Extracted data entries
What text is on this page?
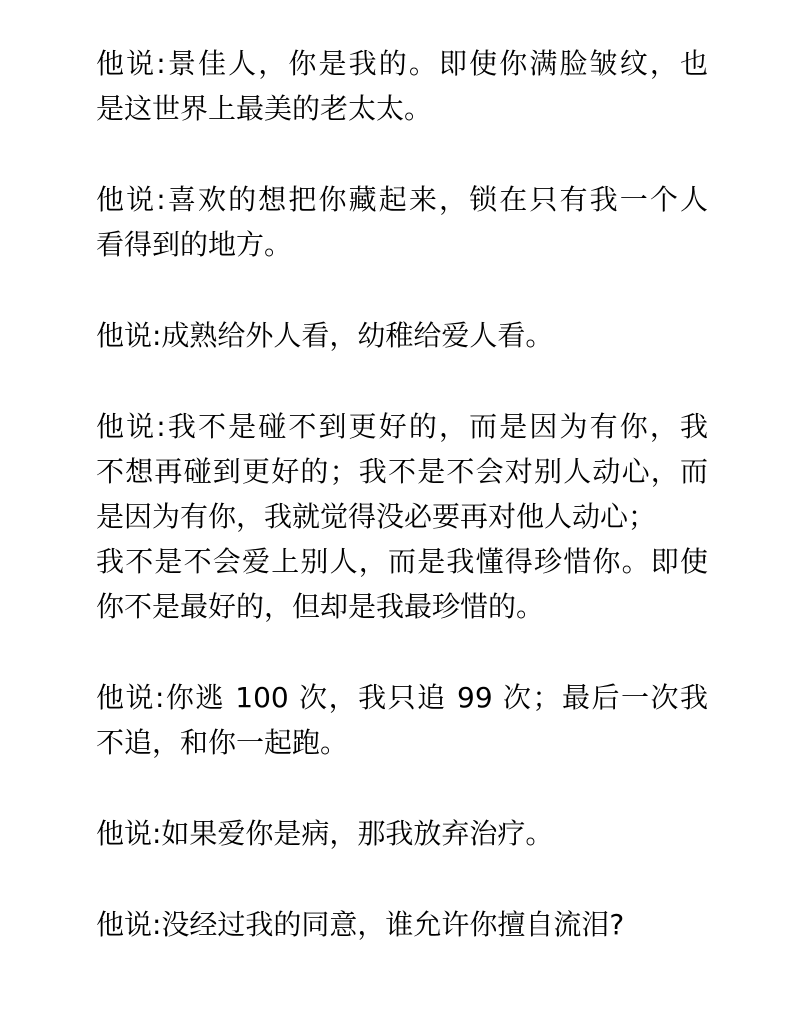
他说:景佳人，你是我的。即使你满脸皱纹，也
是这世界上最美的老太太。

他说:喜欢的想把你藏起来，锁在只有我一个人
看得到的地方。

他说:成熟给外人看，幼稚给爱人看。

他说:我不是碰不到更好的，而是因为有你，我
不想再碰到更好的；我不是不会对别人动心，而
是因为有你，我就觉得没必要再对他人动心；
我不是不会爱上别人，而是我懂得珍惜你。即使
你不是最好的，但却是我最珍惜的。

他说:你逃 100 次，我只追 99 次；最后一次我
不追，和你一起跑。

他说:如果爱你是病，那我放弃治疗。

他说:没经过我的同意，谁允许你擅自流泪?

» **AIM OF THE EXERCISE**
Return to the listing above and set it down exactly, leaving out its pictures.

» **CORRECT ANSWER**
What text is on this page?
他说:景佳人，你是我的。即使你满脸皱纹，也
是这世界上最美的老太太。

他说:喜欢的想把你藏起来，锁在只有我一个人
看得到的地方。

他说:成熟给外人看，幼稚给爱人看。

他说:我不是碰不到更好的，而是因为有你，我
不想再碰到更好的；我不是不会对别人动心，而
是因为有你，我就觉得没必要再对他人动心；
我不是不会爱上别人，而是我懂得珍惜你。即使
你不是最好的，但却是我最珍惜的。

他说:你逃 100 次，我只追 99 次；最后一次我
不追，和你一起跑。

他说:如果爱你是病，那我放弃治疗。

他说:没经过我的同意，谁允许你擅自流泪?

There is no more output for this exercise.